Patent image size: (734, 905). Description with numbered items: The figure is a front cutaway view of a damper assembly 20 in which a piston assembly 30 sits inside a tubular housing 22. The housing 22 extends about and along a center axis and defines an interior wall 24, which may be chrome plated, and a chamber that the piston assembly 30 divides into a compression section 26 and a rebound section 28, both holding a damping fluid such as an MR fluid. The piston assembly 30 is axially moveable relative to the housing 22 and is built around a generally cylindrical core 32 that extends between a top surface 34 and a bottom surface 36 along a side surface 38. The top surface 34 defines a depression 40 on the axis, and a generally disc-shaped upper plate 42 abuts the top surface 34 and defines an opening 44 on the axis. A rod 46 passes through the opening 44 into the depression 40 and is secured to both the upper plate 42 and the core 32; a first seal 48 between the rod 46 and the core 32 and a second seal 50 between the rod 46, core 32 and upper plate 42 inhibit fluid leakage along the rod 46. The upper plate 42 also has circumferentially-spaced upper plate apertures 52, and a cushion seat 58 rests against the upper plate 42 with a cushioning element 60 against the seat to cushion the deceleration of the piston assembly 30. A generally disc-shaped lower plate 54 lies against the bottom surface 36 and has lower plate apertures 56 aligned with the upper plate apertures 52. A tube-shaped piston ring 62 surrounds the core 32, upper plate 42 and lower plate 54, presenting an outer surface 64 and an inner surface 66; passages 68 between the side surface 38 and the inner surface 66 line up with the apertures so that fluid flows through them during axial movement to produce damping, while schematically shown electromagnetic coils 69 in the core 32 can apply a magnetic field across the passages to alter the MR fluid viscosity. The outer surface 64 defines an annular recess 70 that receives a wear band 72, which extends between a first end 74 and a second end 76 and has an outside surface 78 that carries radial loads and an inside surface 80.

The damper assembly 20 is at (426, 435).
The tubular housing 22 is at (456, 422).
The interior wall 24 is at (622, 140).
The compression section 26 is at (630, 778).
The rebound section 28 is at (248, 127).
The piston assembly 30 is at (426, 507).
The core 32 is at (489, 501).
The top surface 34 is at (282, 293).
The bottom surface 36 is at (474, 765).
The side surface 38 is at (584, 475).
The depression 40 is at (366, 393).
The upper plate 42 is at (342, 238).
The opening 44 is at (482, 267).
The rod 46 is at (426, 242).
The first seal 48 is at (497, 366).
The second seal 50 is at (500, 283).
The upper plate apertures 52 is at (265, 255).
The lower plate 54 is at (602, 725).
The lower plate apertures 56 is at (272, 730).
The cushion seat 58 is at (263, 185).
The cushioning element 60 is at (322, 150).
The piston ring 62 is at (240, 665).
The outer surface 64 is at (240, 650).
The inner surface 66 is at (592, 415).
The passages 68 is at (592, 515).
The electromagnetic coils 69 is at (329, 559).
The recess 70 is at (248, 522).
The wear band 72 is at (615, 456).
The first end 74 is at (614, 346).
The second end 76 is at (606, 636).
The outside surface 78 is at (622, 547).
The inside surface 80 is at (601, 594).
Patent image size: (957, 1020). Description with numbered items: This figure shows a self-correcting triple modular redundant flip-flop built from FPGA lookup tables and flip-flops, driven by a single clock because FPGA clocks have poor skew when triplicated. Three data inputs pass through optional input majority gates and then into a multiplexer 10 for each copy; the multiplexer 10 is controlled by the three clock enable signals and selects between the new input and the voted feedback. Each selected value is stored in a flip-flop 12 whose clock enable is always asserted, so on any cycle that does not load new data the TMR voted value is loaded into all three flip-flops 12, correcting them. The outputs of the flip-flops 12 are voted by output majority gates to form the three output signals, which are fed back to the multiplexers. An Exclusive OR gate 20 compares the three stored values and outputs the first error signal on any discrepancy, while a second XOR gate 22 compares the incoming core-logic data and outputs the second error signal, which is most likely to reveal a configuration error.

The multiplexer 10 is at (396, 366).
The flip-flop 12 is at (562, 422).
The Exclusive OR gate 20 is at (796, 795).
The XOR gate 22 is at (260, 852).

◇ ◇ ◇ ◇

▶ _Aim of the task_: Reproduce, with no changes, everything from the line containing "Patent image size: (957, 1020)." down to the last line of the records, including both of those lines.

▶ _Written answer_:
Patent image size: (957, 1020). Description with numbered items: This figure shows a self-correcting triple modular redundant flip-flop built from FPGA lookup tables and flip-flops, driven by a single clock because FPGA clocks have poor skew when triplicated. Three data inputs pass through optional input majority gates and then into a multiplexer 10 for each copy; the multiplexer 10 is controlled by the three clock enable signals and selects between the new input and the voted feedback. Each selected value is stored in a flip-flop 12 whose clock enable is always asserted, so on any cycle that does not load new data the TMR voted value is loaded into all three flip-flops 12, correcting them. The outputs of the flip-flops 12 are voted by output majority gates to form the three output signals, which are fed back to the multiplexers. An Exclusive OR gate 20 compares the three stored values and outputs the first error signal on any discrepancy, while a second XOR gate 22 compares the incoming core-logic data and outputs the second error signal, which is most likely to reveal a configuration error.

The multiplexer 10 is at (396, 366).
The flip-flop 12 is at (562, 422).
The Exclusive OR gate 20 is at (796, 795).
The XOR gate 22 is at (260, 852).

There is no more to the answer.